» Problem requirements: Below is a set of records. Repeat all of them exactly.

» Input:
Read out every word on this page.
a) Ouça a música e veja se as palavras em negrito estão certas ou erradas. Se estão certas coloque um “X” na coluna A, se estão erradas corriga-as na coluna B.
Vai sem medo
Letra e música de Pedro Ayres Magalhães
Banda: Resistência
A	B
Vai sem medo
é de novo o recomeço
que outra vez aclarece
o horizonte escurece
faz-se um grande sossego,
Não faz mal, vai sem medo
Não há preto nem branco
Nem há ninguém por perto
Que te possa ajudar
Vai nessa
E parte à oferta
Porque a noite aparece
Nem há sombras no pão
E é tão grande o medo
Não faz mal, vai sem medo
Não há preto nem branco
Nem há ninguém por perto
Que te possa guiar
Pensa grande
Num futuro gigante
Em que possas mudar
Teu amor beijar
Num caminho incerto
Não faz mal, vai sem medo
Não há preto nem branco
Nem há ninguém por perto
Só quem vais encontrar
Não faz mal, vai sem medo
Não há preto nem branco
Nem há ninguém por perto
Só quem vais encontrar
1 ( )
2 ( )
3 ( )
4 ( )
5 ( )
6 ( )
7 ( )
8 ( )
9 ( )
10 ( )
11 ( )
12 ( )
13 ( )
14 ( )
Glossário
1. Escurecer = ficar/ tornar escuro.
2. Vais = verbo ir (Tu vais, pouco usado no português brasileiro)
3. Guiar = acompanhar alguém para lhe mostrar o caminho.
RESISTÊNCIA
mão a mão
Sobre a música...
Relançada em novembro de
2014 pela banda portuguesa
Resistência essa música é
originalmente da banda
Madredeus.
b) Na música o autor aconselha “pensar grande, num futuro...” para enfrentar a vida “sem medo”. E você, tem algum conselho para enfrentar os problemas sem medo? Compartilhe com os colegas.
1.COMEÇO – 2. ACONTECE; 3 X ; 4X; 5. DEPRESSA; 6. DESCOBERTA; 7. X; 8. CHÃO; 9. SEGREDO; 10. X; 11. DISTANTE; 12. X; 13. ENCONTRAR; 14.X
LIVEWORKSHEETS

» Output for this exercise:
Read out every word on this page.
a) Ouça a música e veja se as palavras em negrito estão certas ou erradas. Se estão certas coloque um “X” na coluna A, se estão erradas corriga-as na coluna B.
Vai sem medo
Letra e música de Pedro Ayres Magalhães
Banda: Resistência
A	B
Vai sem medo
é de novo o recomeço
que outra vez aclarece
o horizonte escurece
faz-se um grande sossego,
Não faz mal, vai sem medo
Não há preto nem branco
Nem há ninguém por perto
Que te possa ajudar
Vai nessa
E parte à oferta
Porque a noite aparece
Nem há sombras no pão
E é tão grande o medo
Não faz mal, vai sem medo
Não há preto nem branco
Nem há ninguém por perto
Que te possa guiar
Pensa grande
Num futuro gigante
Em que possas mudar
Teu amor beijar
Num caminho incerto
Não faz mal, vai sem medo
Não há preto nem branco
Nem há ninguém por perto
Só quem vais encontrar
Não faz mal, vai sem medo
Não há preto nem branco
Nem há ninguém por perto
Só quem vais encontrar
1 ( )
2 ( )
3 ( )
4 ( )
5 ( )
6 ( )
7 ( )
8 ( )
9 ( )
10 ( )
11 ( )
12 ( )
13 ( )
14 ( )
Glossário
1. Escurecer = ficar/ tornar escuro.
2. Vais = verbo ir (Tu vais, pouco usado no português brasileiro)
3. Guiar = acompanhar alguém para lhe mostrar o caminho.
RESISTÊNCIA
mão a mão
Sobre a música...
Relançada em novembro de
2014 pela banda portuguesa
Resistência essa música é
originalmente da banda
Madredeus.
b) Na música o autor aconselha “pensar grande, num futuro...” para enfrentar a vida “sem medo”. E você, tem algum conselho para enfrentar os problemas sem medo? Compartilhe com os colegas.
1.COMEÇO – 2. ACONTECE; 3 X ; 4X; 5. DEPRESSA; 6. DESCOBERTA; 7. X; 8. CHÃO; 9. SEGREDO; 10. X; 11. DISTANTE; 12. X; 13. ENCONTRAR; 14.X
LIVEWORKSHEETS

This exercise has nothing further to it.